→ Task
Repeat each of these records exactly.

----------

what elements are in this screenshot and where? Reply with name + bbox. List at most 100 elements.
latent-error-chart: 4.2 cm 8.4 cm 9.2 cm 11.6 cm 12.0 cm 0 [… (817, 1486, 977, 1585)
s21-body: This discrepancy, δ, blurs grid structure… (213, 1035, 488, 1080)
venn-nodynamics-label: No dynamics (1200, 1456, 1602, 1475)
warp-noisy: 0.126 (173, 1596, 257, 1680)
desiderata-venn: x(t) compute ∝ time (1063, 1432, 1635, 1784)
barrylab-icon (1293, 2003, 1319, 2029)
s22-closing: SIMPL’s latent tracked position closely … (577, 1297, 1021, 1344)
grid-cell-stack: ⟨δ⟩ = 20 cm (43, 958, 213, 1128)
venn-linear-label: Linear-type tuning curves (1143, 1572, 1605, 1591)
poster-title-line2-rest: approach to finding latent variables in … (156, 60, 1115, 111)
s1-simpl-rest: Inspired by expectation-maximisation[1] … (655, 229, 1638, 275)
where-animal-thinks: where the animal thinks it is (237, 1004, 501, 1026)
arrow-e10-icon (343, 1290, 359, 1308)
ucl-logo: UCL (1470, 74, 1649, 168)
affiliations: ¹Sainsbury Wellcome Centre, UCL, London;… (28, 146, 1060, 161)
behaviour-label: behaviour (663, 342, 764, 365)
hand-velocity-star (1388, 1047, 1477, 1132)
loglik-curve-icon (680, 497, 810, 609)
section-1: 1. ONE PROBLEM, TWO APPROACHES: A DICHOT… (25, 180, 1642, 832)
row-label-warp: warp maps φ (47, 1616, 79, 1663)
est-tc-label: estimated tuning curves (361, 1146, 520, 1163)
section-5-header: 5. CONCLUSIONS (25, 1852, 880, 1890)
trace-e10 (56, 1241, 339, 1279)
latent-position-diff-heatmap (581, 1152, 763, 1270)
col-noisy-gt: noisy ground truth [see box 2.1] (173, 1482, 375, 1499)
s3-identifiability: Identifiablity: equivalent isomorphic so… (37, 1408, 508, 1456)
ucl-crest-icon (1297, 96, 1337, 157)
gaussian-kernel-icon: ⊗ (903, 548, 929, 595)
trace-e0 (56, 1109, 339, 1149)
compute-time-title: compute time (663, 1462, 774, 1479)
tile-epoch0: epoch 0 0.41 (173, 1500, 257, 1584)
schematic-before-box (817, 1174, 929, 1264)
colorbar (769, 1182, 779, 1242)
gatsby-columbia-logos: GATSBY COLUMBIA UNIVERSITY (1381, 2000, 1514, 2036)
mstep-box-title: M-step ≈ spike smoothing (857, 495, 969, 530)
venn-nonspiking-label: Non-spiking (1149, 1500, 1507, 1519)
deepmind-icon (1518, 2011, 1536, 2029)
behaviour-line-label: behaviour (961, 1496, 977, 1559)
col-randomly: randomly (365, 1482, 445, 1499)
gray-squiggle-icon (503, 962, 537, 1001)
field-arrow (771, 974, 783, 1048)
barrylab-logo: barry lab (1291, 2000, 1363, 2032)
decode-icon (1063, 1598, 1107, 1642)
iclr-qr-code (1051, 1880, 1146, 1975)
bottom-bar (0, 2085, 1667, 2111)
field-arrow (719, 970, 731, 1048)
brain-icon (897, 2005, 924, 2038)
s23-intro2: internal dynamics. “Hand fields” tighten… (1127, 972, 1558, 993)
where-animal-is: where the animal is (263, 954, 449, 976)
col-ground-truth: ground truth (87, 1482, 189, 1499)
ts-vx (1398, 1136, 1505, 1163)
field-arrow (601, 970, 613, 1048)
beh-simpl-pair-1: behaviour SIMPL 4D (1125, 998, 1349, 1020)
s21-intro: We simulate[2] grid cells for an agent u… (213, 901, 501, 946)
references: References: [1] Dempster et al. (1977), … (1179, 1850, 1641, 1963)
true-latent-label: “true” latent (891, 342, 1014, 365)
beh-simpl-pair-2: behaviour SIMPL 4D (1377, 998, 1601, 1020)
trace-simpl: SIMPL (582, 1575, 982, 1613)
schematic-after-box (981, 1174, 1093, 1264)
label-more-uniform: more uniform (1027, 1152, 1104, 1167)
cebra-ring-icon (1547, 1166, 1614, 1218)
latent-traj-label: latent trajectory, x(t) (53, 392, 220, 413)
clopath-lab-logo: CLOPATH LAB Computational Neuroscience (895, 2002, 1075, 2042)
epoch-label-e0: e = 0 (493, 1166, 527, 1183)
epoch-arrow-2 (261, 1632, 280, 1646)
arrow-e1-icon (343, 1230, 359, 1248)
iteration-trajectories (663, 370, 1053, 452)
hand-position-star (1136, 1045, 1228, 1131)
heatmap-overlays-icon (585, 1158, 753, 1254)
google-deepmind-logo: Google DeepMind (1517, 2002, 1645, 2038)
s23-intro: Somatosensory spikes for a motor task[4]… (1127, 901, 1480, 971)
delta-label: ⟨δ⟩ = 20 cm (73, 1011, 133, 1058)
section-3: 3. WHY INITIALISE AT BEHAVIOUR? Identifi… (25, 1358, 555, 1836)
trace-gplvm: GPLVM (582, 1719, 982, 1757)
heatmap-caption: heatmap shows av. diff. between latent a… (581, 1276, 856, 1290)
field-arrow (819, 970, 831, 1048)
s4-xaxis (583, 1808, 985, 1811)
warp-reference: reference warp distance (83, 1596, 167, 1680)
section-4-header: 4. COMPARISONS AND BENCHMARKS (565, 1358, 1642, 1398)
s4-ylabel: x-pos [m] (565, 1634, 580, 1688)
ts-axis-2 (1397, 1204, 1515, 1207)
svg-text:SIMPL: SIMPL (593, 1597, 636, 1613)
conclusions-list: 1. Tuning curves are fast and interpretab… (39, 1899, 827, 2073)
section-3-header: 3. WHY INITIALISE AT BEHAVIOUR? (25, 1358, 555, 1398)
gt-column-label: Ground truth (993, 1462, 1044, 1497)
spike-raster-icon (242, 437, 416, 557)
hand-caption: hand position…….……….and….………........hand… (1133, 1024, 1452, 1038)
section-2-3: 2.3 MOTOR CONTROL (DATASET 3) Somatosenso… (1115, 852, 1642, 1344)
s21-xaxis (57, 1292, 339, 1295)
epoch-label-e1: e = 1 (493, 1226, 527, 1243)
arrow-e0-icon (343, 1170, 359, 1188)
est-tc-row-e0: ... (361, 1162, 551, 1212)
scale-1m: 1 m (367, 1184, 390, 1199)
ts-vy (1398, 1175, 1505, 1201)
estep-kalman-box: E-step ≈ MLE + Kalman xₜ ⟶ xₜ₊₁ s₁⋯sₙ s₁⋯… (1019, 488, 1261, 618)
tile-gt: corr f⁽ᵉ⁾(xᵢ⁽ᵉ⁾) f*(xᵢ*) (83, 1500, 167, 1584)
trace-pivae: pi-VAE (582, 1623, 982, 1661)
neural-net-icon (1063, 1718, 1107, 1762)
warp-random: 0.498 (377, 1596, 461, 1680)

----------

→ Output below
what elements are in this screenshot and where? Reply with name + bbox. List at most 100 elements.
latent-error-chart: 4.2 cm 8.4 cm 9.2 cm 11.6 cm 12.0 cm 0 [… (817, 1486, 977, 1585)
s21-body: This discrepancy, δ, blurs grid structure… (213, 1035, 488, 1080)
venn-nodynamics-label: No dynamics (1200, 1456, 1602, 1475)
warp-noisy: 0.126 (173, 1596, 257, 1680)
desiderata-venn: x(t) compute ∝ time (1063, 1432, 1635, 1784)
barrylab-icon (1293, 2003, 1319, 2029)
s22-closing: SIMPL’s latent tracked position closely … (577, 1297, 1021, 1344)
grid-cell-stack: ⟨δ⟩ = 20 cm (43, 958, 213, 1128)
venn-linear-label: Linear-type tuning curves (1143, 1572, 1605, 1591)
poster-title-line2-rest: approach to finding latent variables in … (156, 60, 1115, 111)
s1-simpl-rest: Inspired by expectation-maximisation[1] … (655, 229, 1638, 275)
where-animal-thinks: where the animal thinks it is (237, 1004, 501, 1026)
arrow-e10-icon (343, 1290, 359, 1308)
ucl-logo: UCL (1470, 74, 1649, 168)
affiliations: ¹Sainsbury Wellcome Centre, UCL, London;… (28, 146, 1060, 161)
behaviour-label: behaviour (663, 342, 764, 365)
hand-velocity-star (1388, 1047, 1477, 1132)
loglik-curve-icon (680, 497, 810, 609)
section-1: 1. ONE PROBLEM, TWO APPROACHES: A DICHOT… (25, 180, 1642, 832)
row-label-warp: warp maps φ (47, 1616, 79, 1663)
est-tc-label: estimated tuning curves (361, 1146, 520, 1163)
section-5-header: 5. CONCLUSIONS (25, 1852, 880, 1890)
trace-e10 (56, 1241, 339, 1279)
latent-position-diff-heatmap (581, 1152, 763, 1270)
col-noisy-gt: noisy ground truth [see box 2.1] (173, 1482, 375, 1499)
s3-identifiability: Identifiablity: equivalent isomorphic so… (37, 1408, 508, 1456)
ucl-crest-icon (1297, 96, 1337, 157)
gaussian-kernel-icon: ⊗ (903, 548, 929, 595)
trace-e0 (56, 1109, 339, 1149)
compute-time-title: compute time (663, 1462, 774, 1479)
tile-epoch0: epoch 0 0.41 (173, 1500, 257, 1584)
schematic-before-box (817, 1174, 929, 1264)
colorbar (769, 1182, 779, 1242)
gatsby-columbia-logos: GATSBY COLUMBIA UNIVERSITY (1381, 2000, 1514, 2036)
mstep-box-title: M-step ≈ spike smoothing (857, 495, 969, 530)
venn-nonspiking-label: Non-spiking (1149, 1500, 1507, 1519)
deepmind-icon (1518, 2011, 1536, 2029)
behaviour-line-label: behaviour (961, 1496, 977, 1559)
col-randomly: randomly (365, 1482, 445, 1499)
gray-squiggle-icon (503, 962, 537, 1001)
field-arrow (771, 974, 783, 1048)
barrylab-logo: barry lab (1291, 2000, 1363, 2032)
decode-icon (1063, 1598, 1107, 1642)
iclr-qr-code (1051, 1880, 1146, 1975)
bottom-bar (0, 2085, 1667, 2111)
field-arrow (719, 970, 731, 1048)
brain-icon (897, 2005, 924, 2038)
s23-intro2: internal dynamics. “Hand fields” tighten… (1127, 972, 1558, 993)
where-animal-is: where the animal is (263, 954, 449, 976)
col-ground-truth: ground truth (87, 1482, 189, 1499)
ts-vx (1398, 1136, 1505, 1163)
field-arrow (601, 970, 613, 1048)
beh-simpl-pair-1: behaviour SIMPL 4D (1125, 998, 1349, 1020)
s21-intro: We simulate[2] grid cells for an agent u… (213, 901, 501, 946)
references: References: [1] Dempster et al. (1977), … (1179, 1850, 1641, 1963)
true-latent-label: “true” latent (891, 342, 1014, 365)
beh-simpl-pair-2: behaviour SIMPL 4D (1377, 998, 1601, 1020)
trace-simpl: SIMPL (582, 1575, 982, 1613)
schematic-after-box (981, 1174, 1093, 1264)
label-more-uniform: more uniform (1027, 1152, 1104, 1167)
cebra-ring-icon (1547, 1166, 1614, 1218)
latent-traj-label: latent trajectory, x(t) (53, 392, 220, 413)
clopath-lab-logo: CLOPATH LAB Computational Neuroscience (895, 2002, 1075, 2042)
epoch-label-e0: e = 0 (493, 1166, 527, 1183)
epoch-arrow-2 (261, 1632, 280, 1646)
arrow-e1-icon (343, 1230, 359, 1248)
iteration-trajectories (663, 370, 1053, 452)
hand-position-star (1136, 1045, 1228, 1131)
heatmap-overlays-icon (585, 1158, 753, 1254)
google-deepmind-logo: Google DeepMind (1517, 2002, 1645, 2038)
s23-intro: Somatosensory spikes for a motor task[4]… (1127, 901, 1480, 971)
delta-label: ⟨δ⟩ = 20 cm (73, 1011, 133, 1058)
section-3: 3. WHY INITIALISE AT BEHAVIOUR? Identifi… (25, 1358, 555, 1836)
trace-gplvm: GPLVM (582, 1719, 982, 1757)
heatmap-caption: heatmap shows av. diff. between latent a… (581, 1276, 856, 1290)
field-arrow (819, 970, 831, 1048)
s4-xaxis (583, 1808, 985, 1811)
warp-reference: reference warp distance (83, 1596, 167, 1680)
section-4-header: 4. COMPARISONS AND BENCHMARKS (565, 1358, 1642, 1398)
s4-ylabel: x-pos [m] (565, 1634, 580, 1688)
ts-axis-2 (1397, 1204, 1515, 1207)
svg-text:SIMPL: SIMPL (593, 1597, 636, 1613)
conclusions-list: 1. Tuning curves are fast and interpretab… (39, 1899, 827, 2073)
section-3-header: 3. WHY INITIALISE AT BEHAVIOUR? (25, 1358, 555, 1398)
gt-column-label: Ground truth (993, 1462, 1044, 1497)
spike-raster-icon (242, 437, 416, 557)
hand-caption: hand position…….……….and….………........hand… (1133, 1024, 1452, 1038)
section-2-3: 2.3 MOTOR CONTROL (DATASET 3) Somatosenso… (1115, 852, 1642, 1344)
s21-xaxis (57, 1292, 339, 1295)
epoch-label-e1: e = 1 (493, 1226, 527, 1243)
arrow-e0-icon (343, 1170, 359, 1188)
est-tc-row-e0: ... (361, 1162, 551, 1212)
scale-1m: 1 m (367, 1184, 390, 1199)
ts-vy (1398, 1175, 1505, 1201)
estep-kalman-box: E-step ≈ MLE + Kalman xₜ ⟶ xₜ₊₁ s₁⋯sₙ s₁⋯… (1019, 488, 1261, 618)
tile-gt: corr f⁽ᵉ⁾(xᵢ⁽ᵉ⁾) f*(xᵢ*) (83, 1500, 167, 1584)
trace-pivae: pi-VAE (582, 1623, 982, 1661)
neural-net-icon (1063, 1718, 1107, 1762)
warp-random: 0.498 (377, 1596, 461, 1680)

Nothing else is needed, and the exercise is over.